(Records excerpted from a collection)
_ _ _ _
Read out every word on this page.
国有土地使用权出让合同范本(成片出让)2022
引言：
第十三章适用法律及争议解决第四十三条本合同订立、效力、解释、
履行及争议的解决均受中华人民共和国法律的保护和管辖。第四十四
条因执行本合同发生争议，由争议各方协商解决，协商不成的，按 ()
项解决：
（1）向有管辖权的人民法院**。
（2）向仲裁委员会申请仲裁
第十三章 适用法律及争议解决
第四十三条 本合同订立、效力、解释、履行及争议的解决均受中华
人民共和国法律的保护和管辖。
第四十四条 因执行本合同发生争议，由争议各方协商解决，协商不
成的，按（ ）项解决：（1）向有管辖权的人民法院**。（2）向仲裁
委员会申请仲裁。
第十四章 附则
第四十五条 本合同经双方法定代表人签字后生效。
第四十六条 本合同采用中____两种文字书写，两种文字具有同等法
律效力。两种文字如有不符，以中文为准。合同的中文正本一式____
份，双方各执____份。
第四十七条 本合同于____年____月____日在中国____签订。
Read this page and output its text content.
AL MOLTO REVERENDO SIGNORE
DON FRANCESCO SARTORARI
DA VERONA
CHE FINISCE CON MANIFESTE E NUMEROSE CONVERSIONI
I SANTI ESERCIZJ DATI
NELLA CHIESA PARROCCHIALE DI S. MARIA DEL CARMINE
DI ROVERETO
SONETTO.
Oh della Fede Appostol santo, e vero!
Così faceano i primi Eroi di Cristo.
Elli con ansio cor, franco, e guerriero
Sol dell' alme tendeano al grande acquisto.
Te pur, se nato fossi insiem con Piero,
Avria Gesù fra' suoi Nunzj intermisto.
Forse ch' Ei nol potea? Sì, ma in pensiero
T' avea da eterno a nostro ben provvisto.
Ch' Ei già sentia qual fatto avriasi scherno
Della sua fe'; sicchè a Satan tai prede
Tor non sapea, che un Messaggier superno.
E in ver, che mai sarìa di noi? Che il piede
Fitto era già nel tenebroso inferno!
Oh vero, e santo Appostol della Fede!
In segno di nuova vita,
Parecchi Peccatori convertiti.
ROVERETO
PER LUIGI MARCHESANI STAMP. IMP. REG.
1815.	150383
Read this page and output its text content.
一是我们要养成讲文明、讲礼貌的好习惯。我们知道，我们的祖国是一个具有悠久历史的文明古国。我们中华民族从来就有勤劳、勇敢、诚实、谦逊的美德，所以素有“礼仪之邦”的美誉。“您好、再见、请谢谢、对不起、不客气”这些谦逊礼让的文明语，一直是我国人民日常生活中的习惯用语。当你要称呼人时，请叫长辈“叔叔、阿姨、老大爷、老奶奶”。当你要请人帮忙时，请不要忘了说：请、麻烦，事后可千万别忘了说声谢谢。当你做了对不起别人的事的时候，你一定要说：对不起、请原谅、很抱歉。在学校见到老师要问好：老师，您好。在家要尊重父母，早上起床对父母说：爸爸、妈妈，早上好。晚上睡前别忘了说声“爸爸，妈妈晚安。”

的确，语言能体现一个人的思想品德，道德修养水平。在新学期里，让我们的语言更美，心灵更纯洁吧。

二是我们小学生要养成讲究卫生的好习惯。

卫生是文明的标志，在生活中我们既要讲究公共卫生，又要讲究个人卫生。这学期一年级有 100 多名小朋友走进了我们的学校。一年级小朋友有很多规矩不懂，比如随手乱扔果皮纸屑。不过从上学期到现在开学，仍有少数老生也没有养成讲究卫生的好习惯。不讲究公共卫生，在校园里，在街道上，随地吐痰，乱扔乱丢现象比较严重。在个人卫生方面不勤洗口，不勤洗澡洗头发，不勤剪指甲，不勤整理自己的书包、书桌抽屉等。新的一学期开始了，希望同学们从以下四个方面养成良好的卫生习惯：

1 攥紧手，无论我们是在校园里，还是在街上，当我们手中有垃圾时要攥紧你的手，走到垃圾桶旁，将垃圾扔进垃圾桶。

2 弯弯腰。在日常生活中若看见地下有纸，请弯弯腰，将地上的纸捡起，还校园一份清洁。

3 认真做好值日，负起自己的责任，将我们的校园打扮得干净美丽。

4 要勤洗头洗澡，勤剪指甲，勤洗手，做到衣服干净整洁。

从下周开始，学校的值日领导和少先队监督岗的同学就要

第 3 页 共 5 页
_ _ _ _
EXERCISE AIM: All of the entries must be quoted exactly; please include each one.

REPLY TO THE TASK:
Read out every word on this page.
国有土地使用权出让合同范本(成片出让)2022
引言：
第十三章适用法律及争议解决第四十三条本合同订立、效力、解释、
履行及争议的解决均受中华人民共和国法律的保护和管辖。第四十四
条因执行本合同发生争议，由争议各方协商解决，协商不成的，按 ()
项解决：
（1）向有管辖权的人民法院**。
（2）向仲裁委员会申请仲裁
第十三章 适用法律及争议解决
第四十三条 本合同订立、效力、解释、履行及争议的解决均受中华
人民共和国法律的保护和管辖。
第四十四条 因执行本合同发生争议，由争议各方协商解决，协商不
成的，按（ ）项解决：（1）向有管辖权的人民法院**。（2）向仲裁
委员会申请仲裁。
第十四章 附则
第四十五条 本合同经双方法定代表人签字后生效。
第四十六条 本合同采用中____两种文字书写，两种文字具有同等法
律效力。两种文字如有不符，以中文为准。合同的中文正本一式____
份，双方各执____份。
第四十七条 本合同于____年____月____日在中国____签订。
Read this page and output its text content.
AL MOLTO REVERENDO SIGNORE
DON FRANCESCO SARTORARI
DA VERONA
CHE FINISCE CON MANIFESTE E NUMEROSE CONVERSIONI
I SANTI ESERCIZJ DATI
NELLA CHIESA PARROCCHIALE DI S. MARIA DEL CARMINE
DI ROVERETO
SONETTO.
Oh della Fede Appostol santo, e vero!
Così faceano i primi Eroi di Cristo.
Elli con ansio cor, franco, e guerriero
Sol dell' alme tendeano al grande acquisto.
Te pur, se nato fossi insiem con Piero,
Avria Gesù fra' suoi Nunzj intermisto.
Forse ch' Ei nol potea? Sì, ma in pensiero
T' avea da eterno a nostro ben provvisto.
Ch' Ei già sentia qual fatto avriasi scherno
Della sua fe'; sicchè a Satan tai prede
Tor non sapea, che un Messaggier superno.
E in ver, che mai sarìa di noi? Che il piede
Fitto era già nel tenebroso inferno!
Oh vero, e santo Appostol della Fede!
In segno di nuova vita,
Parecchi Peccatori convertiti.
ROVERETO
PER LUIGI MARCHESANI STAMP. IMP. REG.
1815.	150383
Read this page and output its text content.
一是我们要养成讲文明、讲礼貌的好习惯。我们知道，我们的祖国是一个具有悠久历史的文明古国。我们中华民族从来就有勤劳、勇敢、诚实、谦逊的美德，所以素有“礼仪之邦”的美誉。“您好、再见、请谢谢、对不起、不客气”这些谦逊礼让的文明语，一直是我国人民日常生活中的习惯用语。当你要称呼人时，请叫长辈“叔叔、阿姨、老大爷、老奶奶”。当你要请人帮忙时，请不要忘了说：请、麻烦，事后可千万别忘了说声谢谢。当你做了对不起别人的事的时候，你一定要说：对不起、请原谅、很抱歉。在学校见到老师要问好：老师，您好。在家要尊重父母，早上起床对父母说：爸爸、妈妈，早上好。晚上睡前别忘了说声“爸爸，妈妈晚安。”

的确，语言能体现一个人的思想品德，道德修养水平。在新学期里，让我们的语言更美，心灵更纯洁吧。

二是我们小学生要养成讲究卫生的好习惯。

卫生是文明的标志，在生活中我们既要讲究公共卫生，又要讲究个人卫生。这学期一年级有 100 多名小朋友走进了我们的学校。一年级小朋友有很多规矩不懂，比如随手乱扔果皮纸屑。不过从上学期到现在开学，仍有少数老生也没有养成讲究卫生的好习惯。不讲究公共卫生，在校园里，在街道上，随地吐痰，乱扔乱丢现象比较严重。在个人卫生方面不勤洗口，不勤洗澡洗头发，不勤剪指甲，不勤整理自己的书包、书桌抽屉等。新的一学期开始了，希望同学们从以下四个方面养成良好的卫生习惯：

1 攥紧手，无论我们是在校园里，还是在街上，当我们手中有垃圾时要攥紧你的手，走到垃圾桶旁，将垃圾扔进垃圾桶。

2 弯弯腰。在日常生活中若看见地下有纸，请弯弯腰，将地上的纸捡起，还校园一份清洁。

3 认真做好值日，负起自己的责任，将我们的校园打扮得干净美丽。

4 要勤洗头洗澡，勤剪指甲，勤洗手，做到衣服干净整洁。

从下周开始，学校的值日领导和少先队监督岗的同学就要

第 3 页 共 5 页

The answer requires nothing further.